### [Source excerpt]

= = = = = = =

Hmm, yeah.  Certainly we shouldn't require the target to support
a scalar integer equivalent of every vector mode.

Richard
  
H.J. Lu March 22, 2022, 2:50 a.m. UTC | #9
On Mon, Mar 14, 2022 at 8:44 AM Richard Sandiford
<richard.sandiford@arm.com> wrote:
>
> Richard Biener <richard.guenther@gmail.com> writes:
> > On Wed, Mar 9, 2022 at 7:04 PM Richard Sandiford
> > <richard.sandiford@arm.com> wrote:
> >>
> >> Richard Biener via Gcc-patches <gcc-patches@gcc.gnu.org> writes:
> >> > On Wed, Mar 2, 2022 at 10:18 PM H.J. Lu <hjl.tools@gmail.com> wrote:
> >> >>
> >> >> On Wed, Mar 02, 2022 at 09:51:26AM +0100, Richard Biener wrote:
> >> >> > On Tue, Mar 1, 2022 at 11:41 PM H.J. Lu via Gcc-patches
> >> >> > <gcc-patches@gcc.gnu.org> wrote:
> >> >> > >
> >> >> > > Add TARGET_FOLD_MEMCPY_MAX for the maximum number of bytes to fold memcpy.

= = = = = = =

### [Problem 1]
In the mailing list excerpt, what is TARGET_FOLD_MEMCPY_MAX added for?
The mailing list excerpt above has no connection to the entries that come next.

= = = = = = =

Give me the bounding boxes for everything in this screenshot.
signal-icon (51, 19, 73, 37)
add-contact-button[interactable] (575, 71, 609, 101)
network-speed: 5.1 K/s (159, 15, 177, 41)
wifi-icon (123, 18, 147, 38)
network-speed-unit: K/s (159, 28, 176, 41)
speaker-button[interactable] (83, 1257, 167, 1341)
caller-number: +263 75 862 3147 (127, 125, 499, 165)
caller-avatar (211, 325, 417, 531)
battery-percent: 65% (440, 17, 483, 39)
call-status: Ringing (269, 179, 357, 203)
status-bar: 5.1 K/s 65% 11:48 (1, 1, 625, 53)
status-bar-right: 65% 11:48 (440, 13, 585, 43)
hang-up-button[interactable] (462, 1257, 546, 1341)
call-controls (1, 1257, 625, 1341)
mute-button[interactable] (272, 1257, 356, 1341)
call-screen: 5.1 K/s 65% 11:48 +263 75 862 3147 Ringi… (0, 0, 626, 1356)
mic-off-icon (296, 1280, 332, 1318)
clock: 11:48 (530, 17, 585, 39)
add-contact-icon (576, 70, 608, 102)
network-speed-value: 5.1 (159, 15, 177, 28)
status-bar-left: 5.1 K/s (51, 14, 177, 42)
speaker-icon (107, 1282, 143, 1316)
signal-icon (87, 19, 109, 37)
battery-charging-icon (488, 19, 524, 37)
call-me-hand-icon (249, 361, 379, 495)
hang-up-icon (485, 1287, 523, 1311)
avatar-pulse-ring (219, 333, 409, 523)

= = = = = = =

### [Problem 2]
Please count the lines of the entries that contain the string "caller", and give only the number.

### [Task output 1]
It sets the maximum number of bytes to fold memcpy.

### [Task output 2]
2